──────── Dataset excerpts ────────

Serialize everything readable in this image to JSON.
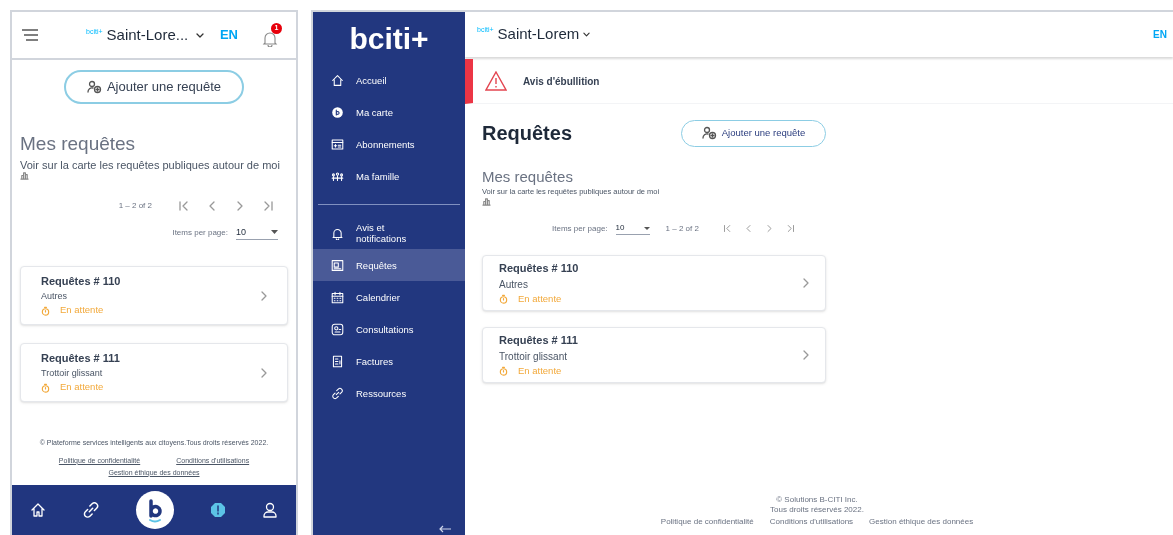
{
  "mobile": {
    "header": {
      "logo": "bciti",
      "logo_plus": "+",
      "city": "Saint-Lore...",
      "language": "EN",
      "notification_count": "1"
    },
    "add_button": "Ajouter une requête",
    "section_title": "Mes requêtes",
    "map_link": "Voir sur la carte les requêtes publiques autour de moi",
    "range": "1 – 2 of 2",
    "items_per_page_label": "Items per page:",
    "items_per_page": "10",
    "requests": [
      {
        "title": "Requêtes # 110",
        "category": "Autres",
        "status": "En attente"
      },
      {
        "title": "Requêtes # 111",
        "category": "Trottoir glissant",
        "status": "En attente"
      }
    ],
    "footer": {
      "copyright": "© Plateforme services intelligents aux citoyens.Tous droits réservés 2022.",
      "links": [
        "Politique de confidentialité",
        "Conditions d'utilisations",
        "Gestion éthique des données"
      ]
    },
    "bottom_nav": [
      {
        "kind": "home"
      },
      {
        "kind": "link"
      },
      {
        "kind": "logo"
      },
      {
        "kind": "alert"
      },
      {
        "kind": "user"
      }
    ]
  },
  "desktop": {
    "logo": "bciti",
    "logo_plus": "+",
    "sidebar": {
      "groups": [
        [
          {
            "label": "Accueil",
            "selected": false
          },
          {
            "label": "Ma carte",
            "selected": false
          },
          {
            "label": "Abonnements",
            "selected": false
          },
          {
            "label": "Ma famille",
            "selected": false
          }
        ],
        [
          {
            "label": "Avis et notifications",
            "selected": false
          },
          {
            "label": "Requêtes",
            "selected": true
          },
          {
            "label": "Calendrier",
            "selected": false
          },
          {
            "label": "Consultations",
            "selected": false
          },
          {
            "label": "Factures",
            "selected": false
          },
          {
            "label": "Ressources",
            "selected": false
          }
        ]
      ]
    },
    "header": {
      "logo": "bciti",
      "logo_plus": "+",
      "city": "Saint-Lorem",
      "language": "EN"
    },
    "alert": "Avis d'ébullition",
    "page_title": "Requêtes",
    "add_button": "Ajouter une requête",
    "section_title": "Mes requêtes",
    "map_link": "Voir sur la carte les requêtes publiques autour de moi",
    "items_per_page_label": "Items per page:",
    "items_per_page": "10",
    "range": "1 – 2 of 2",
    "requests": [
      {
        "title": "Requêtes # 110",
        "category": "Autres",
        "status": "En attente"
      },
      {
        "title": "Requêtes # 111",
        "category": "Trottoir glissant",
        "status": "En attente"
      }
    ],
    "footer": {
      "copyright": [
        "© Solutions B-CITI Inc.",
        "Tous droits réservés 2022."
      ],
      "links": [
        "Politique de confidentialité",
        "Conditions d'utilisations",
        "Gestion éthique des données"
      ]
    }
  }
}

────────
──────── Dataset excerpts ────────

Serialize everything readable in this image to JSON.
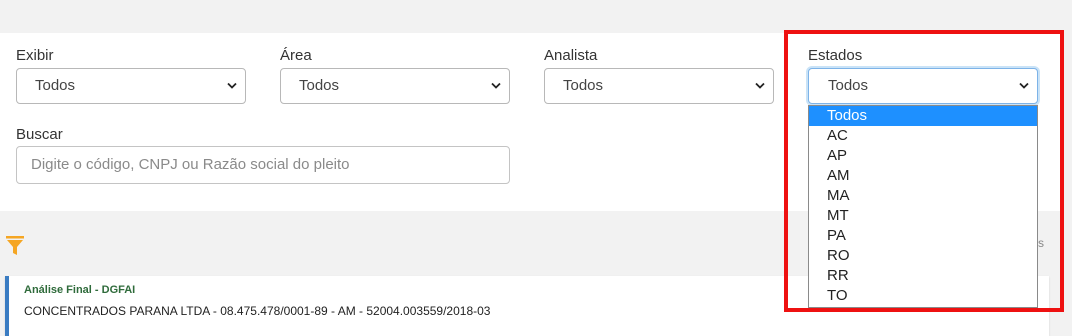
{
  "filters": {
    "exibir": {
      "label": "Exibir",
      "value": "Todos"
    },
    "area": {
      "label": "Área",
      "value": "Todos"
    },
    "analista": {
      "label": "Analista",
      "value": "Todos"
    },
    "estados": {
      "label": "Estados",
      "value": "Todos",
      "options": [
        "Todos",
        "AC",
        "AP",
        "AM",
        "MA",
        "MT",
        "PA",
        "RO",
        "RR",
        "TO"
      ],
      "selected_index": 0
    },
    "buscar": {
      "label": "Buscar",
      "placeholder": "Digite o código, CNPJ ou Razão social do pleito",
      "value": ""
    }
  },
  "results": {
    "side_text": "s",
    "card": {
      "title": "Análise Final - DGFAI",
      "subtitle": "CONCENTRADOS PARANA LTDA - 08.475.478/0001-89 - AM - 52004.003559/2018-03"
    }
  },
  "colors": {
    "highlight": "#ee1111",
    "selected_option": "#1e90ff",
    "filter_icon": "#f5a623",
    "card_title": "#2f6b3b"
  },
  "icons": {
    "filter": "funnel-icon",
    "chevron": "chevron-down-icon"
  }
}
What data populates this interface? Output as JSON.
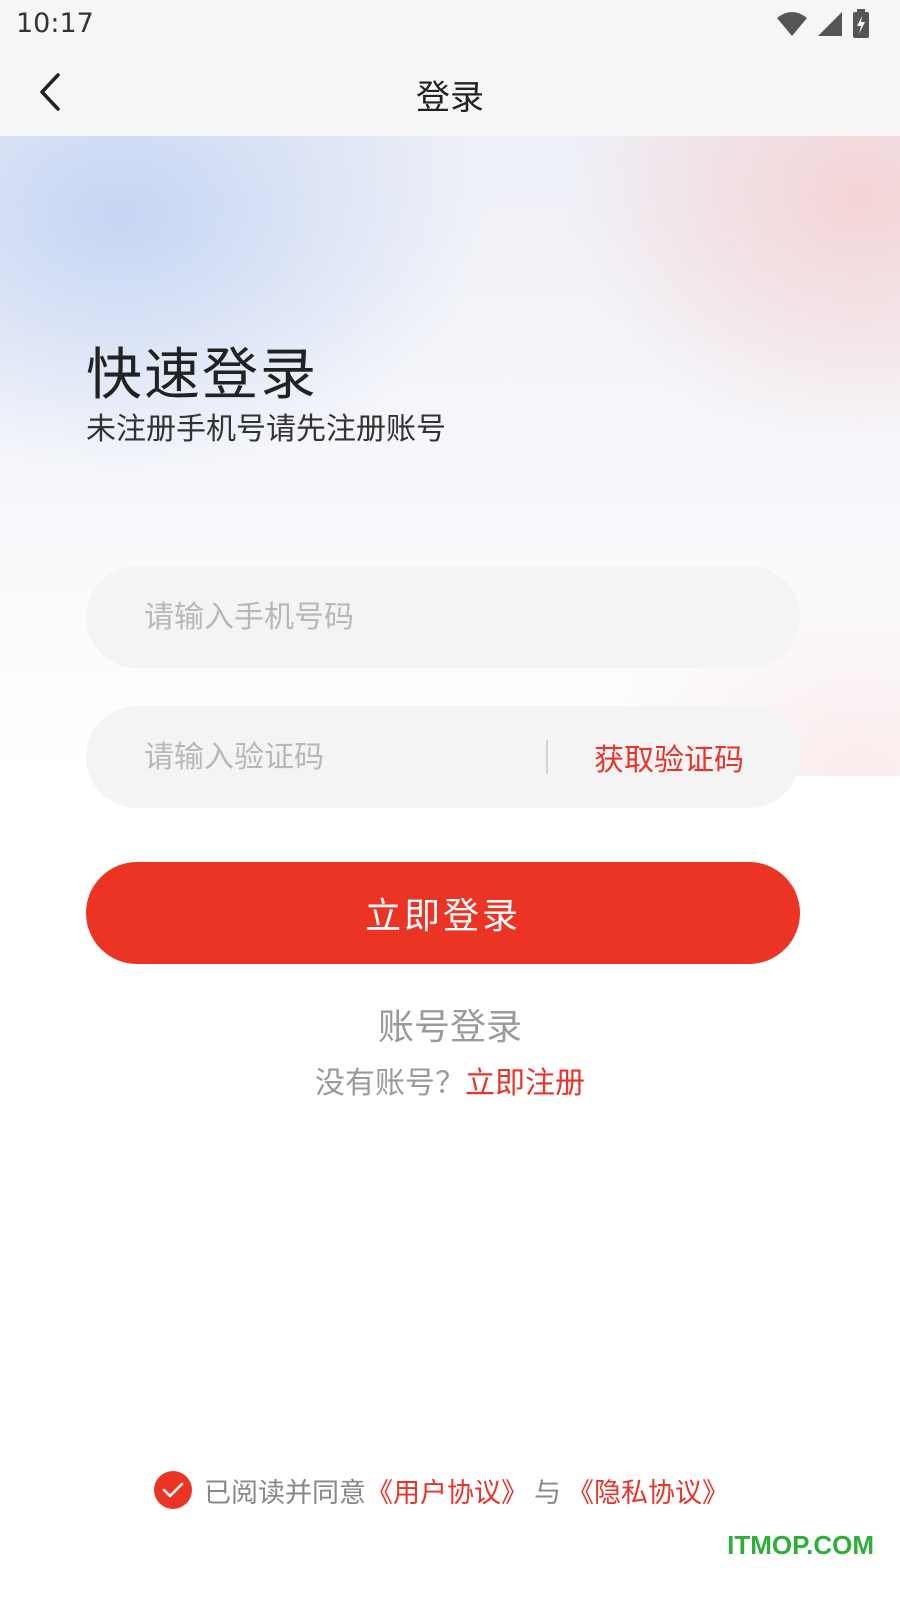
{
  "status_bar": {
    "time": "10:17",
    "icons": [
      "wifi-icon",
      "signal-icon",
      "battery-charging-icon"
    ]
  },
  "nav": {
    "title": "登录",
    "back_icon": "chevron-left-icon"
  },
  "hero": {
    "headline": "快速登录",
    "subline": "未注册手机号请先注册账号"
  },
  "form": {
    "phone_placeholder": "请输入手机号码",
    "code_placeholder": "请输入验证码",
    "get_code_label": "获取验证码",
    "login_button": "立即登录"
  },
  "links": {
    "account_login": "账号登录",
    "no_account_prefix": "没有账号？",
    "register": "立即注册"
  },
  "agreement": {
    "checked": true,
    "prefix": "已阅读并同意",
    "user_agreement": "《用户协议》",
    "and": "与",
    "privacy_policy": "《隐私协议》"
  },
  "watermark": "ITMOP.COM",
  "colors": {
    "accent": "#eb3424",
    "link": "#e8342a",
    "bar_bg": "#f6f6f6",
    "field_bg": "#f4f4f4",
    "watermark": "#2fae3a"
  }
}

────────

What you are asked to do:
Tell how many lines contain the word "droits", using only the number.

Answer for this exercise:
2